=== Aim of the exercise ===
Only the pictures stay out; every record is to be quoted exactly.

=== Data ===
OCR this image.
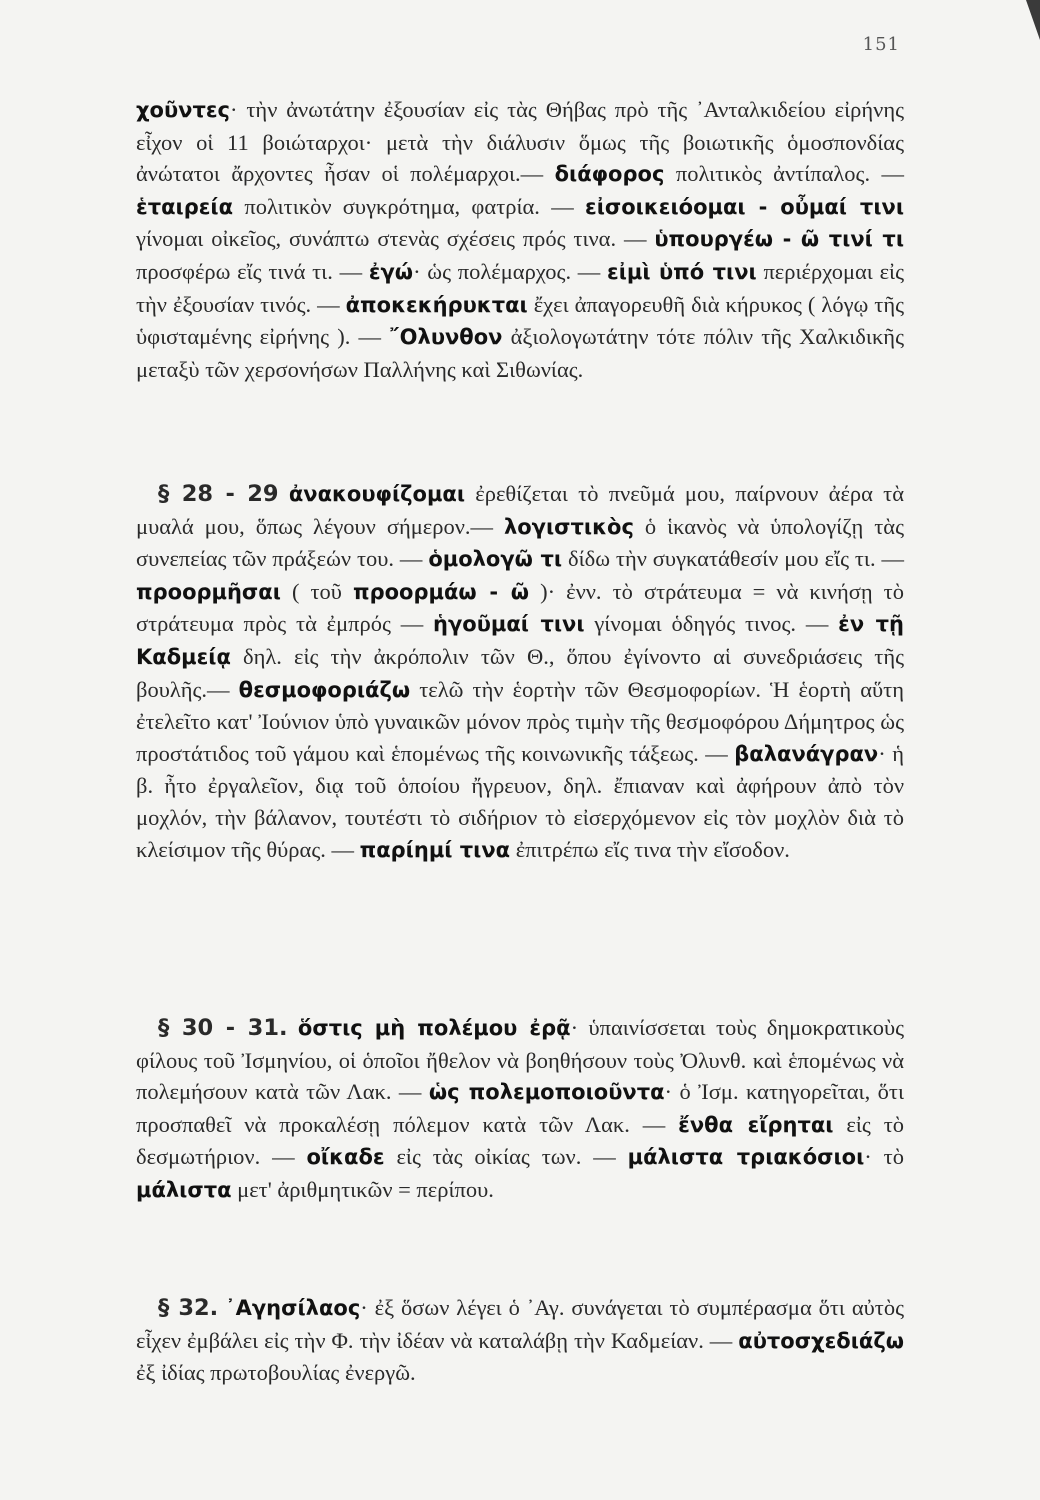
151
χοῦντες· τὴν ἀνωτάτην ἐξουσίαν εἰς τὰς Θήβας πρὸ τῆς ᾿Ανταλκιδείου εἰρήνης εἶχον οἱ 11 βοιώταρχοι· μετὰ τὴν διάλυσιν ὅμως τῆς βοιωτικῆς ὁμοσπονδίας ἀνώτατοι ἄρχοντες ἦσαν οἱ πολέμαρχοι.— διάφορος πολιτικὸς ἀντίπαλος. — ἑταιρεία πολιτικὸν συγκρότημα, φατρία. — εἰσοικειόομαι - οὖμαί τινι γίνομαι οἰκεῖος, συνάπτω στενὰς σχέσεις πρός τινα. — ὑπουργέω - ῶ τινί τι προσφέρω εἴς τινά τι. — ἐγώ· ὡς πολέμαρχος. — εἰμὶ ὑπό τινι περιέρχομαι εἰς τὴν ἐξουσίαν τινός. — ἀποκεκήρυκται ἔχει ἀπαγορευθῆ διὰ κήρυκος ( λόγῳ τῆς ὑφισταμένης εἰρήνης ). — ῎Ολυνθον ἀξιολογωτάτην τότε πόλιν τῆς Χαλκιδικῆς μεταξὺ τῶν χερσονήσων Παλλήνης καὶ Σιθωνίας.
§ 28 - 29 ἀνακουφίζομαι ἐρεθίζεται τὸ πνεῦμά μου, παίρνουν ἀέρα τὰ μυαλά μου, ὅπως λέγουν σήμερον.— λογιστικὸς ὁ ἱκανὸς νὰ ὑπολογίζῃ τὰς συνεπείας τῶν πράξεών του. — ὁμολογῶ τι δίδω τὴν συγκατάθεσίν μου εἴς τι. — προορμῆσαι ( τοῦ προορμάω - ῶ )· ἐνν. τὸ στράτευμα = νὰ κινήσῃ τὸ στράτευμα πρὸς τὰ ἐμπρός — ἡγοῦμαί τινι γίνομαι ὁδηγός τινος. — ἐν τῇ Καδμείᾳ δηλ. εἰς τὴν ἀκρόπολιν τῶν Θ., ὅπου ἐγίνοντο αἱ συνεδριάσεις τῆς βουλῆς.— θεσμοφοριάζω τελῶ τὴν ἑορτὴν τῶν Θεσμοφορίων. Ἡ ἑορτὴ αὕτη ἐτελεῖτο κατ' Ἰούνιον ὑπὸ γυναικῶν μόνον πρὸς τιμὴν τῆς θεσμοφόρου Δήμητρος ὡς προστάτιδος τοῦ γάμου καὶ ἑπομένως τῆς κοινωνικῆς τάξεως. — βαλανάγραν· ἡ β. ἦτο ἐργαλεῖον, διᾳ τοῦ ὁποίου ἤγρευον, δηλ. ἔπιαναν καὶ ἀφήρουν ἀπὸ τὸν μοχλόν, τὴν βάλανον, τουτέστι τὸ σιδήριον τὸ εἰσερχόμενον εἰς τὸν μοχλὸν διὰ τὸ κλείσιμον τῆς θύρας. — παρίημί τινα ἐπιτρέπω εἴς τινα τὴν εἴσοδον.
§ 30 - 31. ὅστις μὴ πολέμου ἐρᾷ· ὑπαινίσσεται τοὺς δημοκρατικοὺς φίλους τοῦ Ἰσμηνίου, οἱ ὁποῖοι ἤθελον νὰ βοηθήσουν τοὺς Ὀλυνθ. καὶ ἑπομένως νὰ πολεμήσουν κατὰ τῶν Λακ. — ὡς πολεμοποιοῦντα· ὁ Ἰσμ. κατηγορεῖται, ὅτι προσπαθεῖ νὰ προκαλέσῃ πόλεμον κατὰ τῶν Λακ. — ἔνθα εἴρηται εἰς τὸ δεσμωτήριον. — οἴκαδε εἰς τὰς οἰκίας των. — μάλιστα τριακόσιοι· τὸ μάλιστα μετ' ἀριθμητικῶν = περίπου.
§ 32. ᾿Αγησίλαος· ἐξ ὅσων λέγει ὁ ᾿Αγ. συνάγεται τὸ συμπέρασμα ὅτι αὐτὸς εἶχεν ἐμβάλει εἰς τὴν Φ. τὴν ἰδέαν νὰ καταλάβῃ τὴν Καδμείαν. — αὐτοσχεδιάζω ἐξ ἰδίας πρωτοβουλίας ἐνεργῶ.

=== Result of the exercise ===
OCR this image.
151
χοῦντες· τὴν ἀνωτάτην ἐξουσίαν εἰς τὰς Θήβας πρὸ τῆς ᾿Ανταλκιδείου εἰρήνης εἶχον οἱ 11 βοιώταρχοι· μετὰ τὴν διάλυσιν ὅμως τῆς βοιωτικῆς ὁμοσπονδίας ἀνώτατοι ἄρχοντες ἦσαν οἱ πολέμαρχοι.— διάφορος πολιτικὸς ἀντίπαλος. — ἑταιρεία πολιτικὸν συγκρότημα, φατρία. — εἰσοικειόομαι - οὖμαί τινι γίνομαι οἰκεῖος, συνάπτω στενὰς σχέσεις πρός τινα. — ὑπουργέω - ῶ τινί τι προσφέρω εἴς τινά τι. — ἐγώ· ὡς πολέμαρχος. — εἰμὶ ὑπό τινι περιέρχομαι εἰς τὴν ἐξουσίαν τινός. — ἀποκεκήρυκται ἔχει ἀπαγορευθῆ διὰ κήρυκος ( λόγῳ τῆς ὑφισταμένης εἰρήνης ). — ῎Ολυνθον ἀξιολογωτάτην τότε πόλιν τῆς Χαλκιδικῆς μεταξὺ τῶν χερσονήσων Παλλήνης καὶ Σιθωνίας.
§ 28 - 29 ἀνακουφίζομαι ἐρεθίζεται τὸ πνεῦμά μου, παίρνουν ἀέρα τὰ μυαλά μου, ὅπως λέγουν σήμερον.— λογιστικὸς ὁ ἱκανὸς νὰ ὑπολογίζῃ τὰς συνεπείας τῶν πράξεών του. — ὁμολογῶ τι δίδω τὴν συγκατάθεσίν μου εἴς τι. — προορμῆσαι ( τοῦ προορμάω - ῶ )· ἐνν. τὸ στράτευμα = νὰ κινήσῃ τὸ στράτευμα πρὸς τὰ ἐμπρός — ἡγοῦμαί τινι γίνομαι ὁδηγός τινος. — ἐν τῇ Καδμείᾳ δηλ. εἰς τὴν ἀκρόπολιν τῶν Θ., ὅπου ἐγίνοντο αἱ συνεδριάσεις τῆς βουλῆς.— θεσμοφοριάζω τελῶ τὴν ἑορτὴν τῶν Θεσμοφορίων. Ἡ ἑορτὴ αὕτη ἐτελεῖτο κατ' Ἰούνιον ὑπὸ γυναικῶν μόνον πρὸς τιμὴν τῆς θεσμοφόρου Δήμητρος ὡς προστάτιδος τοῦ γάμου καὶ ἑπομένως τῆς κοινωνικῆς τάξεως. — βαλανάγραν· ἡ β. ἦτο ἐργαλεῖον, διᾳ τοῦ ὁποίου ἤγρευον, δηλ. ἔπιαναν καὶ ἀφήρουν ἀπὸ τὸν μοχλόν, τὴν βάλανον, τουτέστι τὸ σιδήριον τὸ εἰσερχόμενον εἰς τὸν μοχλὸν διὰ τὸ κλείσιμον τῆς θύρας. — παρίημί τινα ἐπιτρέπω εἴς τινα τὴν εἴσοδον.
§ 30 - 31. ὅστις μὴ πολέμου ἐρᾷ· ὑπαινίσσεται τοὺς δημοκρατικοὺς φίλους τοῦ Ἰσμηνίου, οἱ ὁποῖοι ἤθελον νὰ βοηθήσουν τοὺς Ὀλυνθ. καὶ ἑπομένως νὰ πολεμήσουν κατὰ τῶν Λακ. — ὡς πολεμοποιοῦντα· ὁ Ἰσμ. κατηγορεῖται, ὅτι προσπαθεῖ νὰ προκαλέσῃ πόλεμον κατὰ τῶν Λακ. — ἔνθα εἴρηται εἰς τὸ δεσμωτήριον. — οἴκαδε εἰς τὰς οἰκίας των. — μάλιστα τριακόσιοι· τὸ μάλιστα μετ' ἀριθμητικῶν = περίπου.
§ 32. ᾿Αγησίλαος· ἐξ ὅσων λέγει ὁ ᾿Αγ. συνάγεται τὸ συμπέρασμα ὅτι αὐτὸς εἶχεν ἐμβάλει εἰς τὴν Φ. τὴν ἰδέαν νὰ καταλάβῃ τὴν Καδμείαν. — αὐτοσχεδιάζω ἐξ ἰδίας πρωτοβουλίας ἐνεργῶ.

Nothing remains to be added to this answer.